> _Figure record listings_
--

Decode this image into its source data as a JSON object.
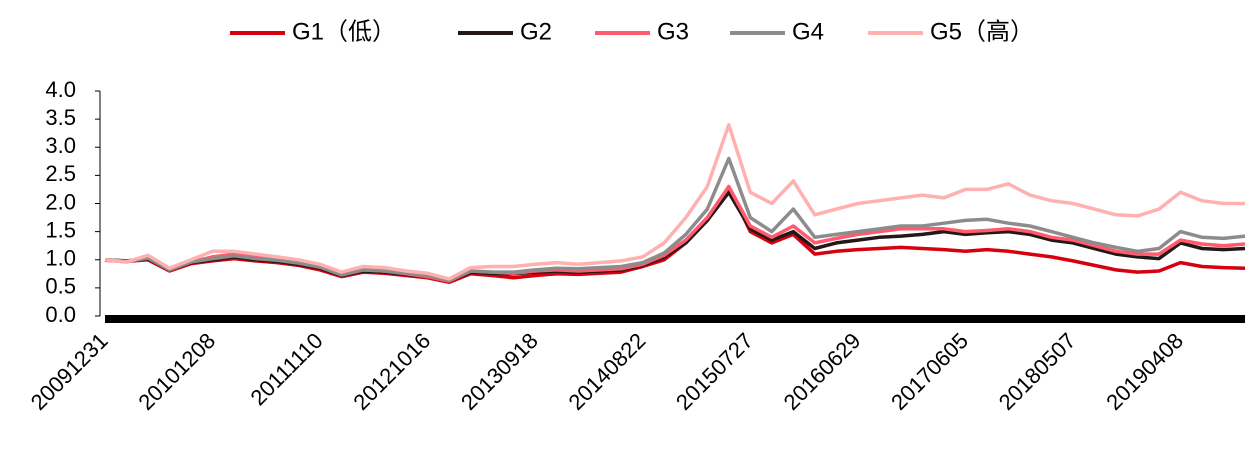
{
  "chart_data": {
    "type": "line",
    "categories": [
      "20091231",
      null,
      null,
      null,
      null,
      "20101208",
      null,
      null,
      null,
      null,
      "20111110",
      null,
      null,
      null,
      null,
      "20121016",
      null,
      null,
      null,
      null,
      "20130918",
      null,
      null,
      null,
      null,
      "20140822",
      null,
      null,
      null,
      null,
      "20150727",
      null,
      null,
      null,
      null,
      "20160629",
      null,
      null,
      null,
      null,
      "20170605",
      null,
      null,
      null,
      null,
      "20180507",
      null,
      null,
      null,
      null,
      "20190408",
      null,
      null,
      null
    ],
    "series": [
      {
        "name": "G1（低）",
        "color": "#d7000f",
        "values": [
          0.99,
          0.97,
          1.0,
          0.8,
          0.93,
          0.98,
          1.02,
          0.98,
          0.95,
          0.9,
          0.82,
          0.7,
          0.78,
          0.76,
          0.72,
          0.68,
          0.6,
          0.75,
          0.72,
          0.68,
          0.72,
          0.75,
          0.74,
          0.76,
          0.78,
          0.88,
          1.0,
          1.3,
          1.7,
          2.3,
          1.5,
          1.3,
          1.45,
          1.1,
          1.15,
          1.18,
          1.2,
          1.22,
          1.2,
          1.18,
          1.15,
          1.18,
          1.15,
          1.1,
          1.05,
          0.98,
          0.9,
          0.82,
          0.78,
          0.8,
          0.95,
          0.88,
          0.86,
          0.85
        ]
      },
      {
        "name": "G2",
        "color": "#231815",
        "values": [
          1.0,
          0.98,
          1.02,
          0.82,
          0.95,
          1.0,
          1.05,
          1.0,
          0.97,
          0.92,
          0.85,
          0.72,
          0.8,
          0.78,
          0.74,
          0.7,
          0.62,
          0.78,
          0.76,
          0.75,
          0.78,
          0.8,
          0.78,
          0.8,
          0.82,
          0.9,
          1.05,
          1.3,
          1.7,
          2.2,
          1.55,
          1.35,
          1.5,
          1.2,
          1.3,
          1.35,
          1.4,
          1.42,
          1.45,
          1.5,
          1.45,
          1.48,
          1.5,
          1.45,
          1.35,
          1.3,
          1.2,
          1.1,
          1.05,
          1.02,
          1.3,
          1.2,
          1.18,
          1.2
        ]
      },
      {
        "name": "G3",
        "color": "#ff5a6e",
        "values": [
          1.0,
          0.96,
          1.04,
          0.82,
          0.96,
          1.05,
          1.1,
          1.05,
          1.0,
          0.95,
          0.87,
          0.73,
          0.82,
          0.8,
          0.75,
          0.7,
          0.62,
          0.8,
          0.78,
          0.76,
          0.8,
          0.82,
          0.8,
          0.82,
          0.84,
          0.92,
          1.08,
          1.35,
          1.75,
          2.3,
          1.6,
          1.4,
          1.6,
          1.3,
          1.38,
          1.45,
          1.5,
          1.55,
          1.55,
          1.55,
          1.5,
          1.52,
          1.55,
          1.5,
          1.4,
          1.35,
          1.25,
          1.15,
          1.1,
          1.1,
          1.35,
          1.28,
          1.25,
          1.28
        ]
      },
      {
        "name": "G4",
        "color": "#8c8c8c",
        "values": [
          1.0,
          0.97,
          1.03,
          0.82,
          0.96,
          1.02,
          1.07,
          1.02,
          0.99,
          0.94,
          0.87,
          0.73,
          0.82,
          0.8,
          0.76,
          0.72,
          0.64,
          0.8,
          0.78,
          0.78,
          0.82,
          0.85,
          0.84,
          0.86,
          0.88,
          0.95,
          1.12,
          1.45,
          1.9,
          2.8,
          1.75,
          1.5,
          1.9,
          1.4,
          1.45,
          1.5,
          1.55,
          1.6,
          1.6,
          1.65,
          1.7,
          1.72,
          1.65,
          1.6,
          1.5,
          1.4,
          1.3,
          1.22,
          1.15,
          1.2,
          1.5,
          1.4,
          1.38,
          1.42
        ]
      },
      {
        "name": "G5（高）",
        "color": "#ffb0b0",
        "values": [
          1.0,
          0.96,
          1.08,
          0.85,
          1.0,
          1.15,
          1.15,
          1.1,
          1.05,
          1.0,
          0.92,
          0.78,
          0.88,
          0.86,
          0.8,
          0.76,
          0.66,
          0.86,
          0.88,
          0.88,
          0.92,
          0.95,
          0.92,
          0.95,
          0.98,
          1.05,
          1.3,
          1.75,
          2.3,
          3.4,
          2.2,
          2.0,
          2.4,
          1.8,
          1.9,
          2.0,
          2.05,
          2.1,
          2.15,
          2.1,
          2.25,
          2.25,
          2.35,
          2.15,
          2.05,
          2.0,
          1.9,
          1.8,
          1.78,
          1.9,
          2.2,
          2.05,
          2.0,
          2.0
        ]
      }
    ],
    "ylim": [
      0,
      4
    ],
    "yticks": [
      {
        "value": 0,
        "label": "0.0"
      },
      0.5,
      {
        "value": 1,
        "label": "1.0"
      },
      1.5,
      {
        "value": 2,
        "label": "2.0"
      },
      2.5,
      {
        "value": 3,
        "label": "3.0"
      },
      3.5,
      {
        "value": 4,
        "label": "4.0"
      }
    ],
    "legend": "top"
  }
}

--

> _Task requirements_
Without including any pictures, print each record exactly.

> _Complete response_
Decode this image into its source data as a JSON object.
{
  "chart_data": {
    "type": "line",
    "categories": [
      "20091231",
      null,
      null,
      null,
      null,
      "20101208",
      null,
      null,
      null,
      null,
      "20111110",
      null,
      null,
      null,
      null,
      "20121016",
      null,
      null,
      null,
      null,
      "20130918",
      null,
      null,
      null,
      null,
      "20140822",
      null,
      null,
      null,
      null,
      "20150727",
      null,
      null,
      null,
      null,
      "20160629",
      null,
      null,
      null,
      null,
      "20170605",
      null,
      null,
      null,
      null,
      "20180507",
      null,
      null,
      null,
      null,
      "20190408",
      null,
      null,
      null
    ],
    "series": [
      {
        "name": "G1（低）",
        "color": "#d7000f",
        "values": [
          0.99,
          0.97,
          1.0,
          0.8,
          0.93,
          0.98,
          1.02,
          0.98,
          0.95,
          0.9,
          0.82,
          0.7,
          0.78,
          0.76,
          0.72,
          0.68,
          0.6,
          0.75,
          0.72,
          0.68,
          0.72,
          0.75,
          0.74,
          0.76,
          0.78,
          0.88,
          1.0,
          1.3,
          1.7,
          2.3,
          1.5,
          1.3,
          1.45,
          1.1,
          1.15,
          1.18,
          1.2,
          1.22,
          1.2,
          1.18,
          1.15,
          1.18,
          1.15,
          1.1,
          1.05,
          0.98,
          0.9,
          0.82,
          0.78,
          0.8,
          0.95,
          0.88,
          0.86,
          0.85
        ]
      },
      {
        "name": "G2",
        "color": "#231815",
        "values": [
          1.0,
          0.98,
          1.02,
          0.82,
          0.95,
          1.0,
          1.05,
          1.0,
          0.97,
          0.92,
          0.85,
          0.72,
          0.8,
          0.78,
          0.74,
          0.7,
          0.62,
          0.78,
          0.76,
          0.75,
          0.78,
          0.8,
          0.78,
          0.8,
          0.82,
          0.9,
          1.05,
          1.3,
          1.7,
          2.2,
          1.55,
          1.35,
          1.5,
          1.2,
          1.3,
          1.35,
          1.4,
          1.42,
          1.45,
          1.5,
          1.45,
          1.48,
          1.5,
          1.45,
          1.35,
          1.3,
          1.2,
          1.1,
          1.05,
          1.02,
          1.3,
          1.2,
          1.18,
          1.2
        ]
      },
      {
        "name": "G3",
        "color": "#ff5a6e",
        "values": [
          1.0,
          0.96,
          1.04,
          0.82,
          0.96,
          1.05,
          1.1,
          1.05,
          1.0,
          0.95,
          0.87,
          0.73,
          0.82,
          0.8,
          0.75,
          0.7,
          0.62,
          0.8,
          0.78,
          0.76,
          0.8,
          0.82,
          0.8,
          0.82,
          0.84,
          0.92,
          1.08,
          1.35,
          1.75,
          2.3,
          1.6,
          1.4,
          1.6,
          1.3,
          1.38,
          1.45,
          1.5,
          1.55,
          1.55,
          1.55,
          1.5,
          1.52,
          1.55,
          1.5,
          1.4,
          1.35,
          1.25,
          1.15,
          1.1,
          1.1,
          1.35,
          1.28,
          1.25,
          1.28
        ]
      },
      {
        "name": "G4",
        "color": "#8c8c8c",
        "values": [
          1.0,
          0.97,
          1.03,
          0.82,
          0.96,
          1.02,
          1.07,
          1.02,
          0.99,
          0.94,
          0.87,
          0.73,
          0.82,
          0.8,
          0.76,
          0.72,
          0.64,
          0.8,
          0.78,
          0.78,
          0.82,
          0.85,
          0.84,
          0.86,
          0.88,
          0.95,
          1.12,
          1.45,
          1.9,
          2.8,
          1.75,
          1.5,
          1.9,
          1.4,
          1.45,
          1.5,
          1.55,
          1.6,
          1.6,
          1.65,
          1.7,
          1.72,
          1.65,
          1.6,
          1.5,
          1.4,
          1.3,
          1.22,
          1.15,
          1.2,
          1.5,
          1.4,
          1.38,
          1.42
        ]
      },
      {
        "name": "G5（高）",
        "color": "#ffb0b0",
        "values": [
          1.0,
          0.96,
          1.08,
          0.85,
          1.0,
          1.15,
          1.15,
          1.1,
          1.05,
          1.0,
          0.92,
          0.78,
          0.88,
          0.86,
          0.8,
          0.76,
          0.66,
          0.86,
          0.88,
          0.88,
          0.92,
          0.95,
          0.92,
          0.95,
          0.98,
          1.05,
          1.3,
          1.75,
          2.3,
          3.4,
          2.2,
          2.0,
          2.4,
          1.8,
          1.9,
          2.0,
          2.05,
          2.1,
          2.15,
          2.1,
          2.25,
          2.25,
          2.35,
          2.15,
          2.05,
          2.0,
          1.9,
          1.8,
          1.78,
          1.9,
          2.2,
          2.05,
          2.0,
          2.0
        ]
      }
    ],
    "ylim": [
      0,
      4
    ],
    "yticks": [
      {
        "value": 0,
        "label": "0.0"
      },
      0.5,
      {
        "value": 1,
        "label": "1.0"
      },
      1.5,
      {
        "value": 2,
        "label": "2.0"
      },
      2.5,
      {
        "value": 3,
        "label": "3.0"
      },
      3.5,
      {
        "value": 4,
        "label": "4.0"
      }
    ],
    "legend": "top"
  }
}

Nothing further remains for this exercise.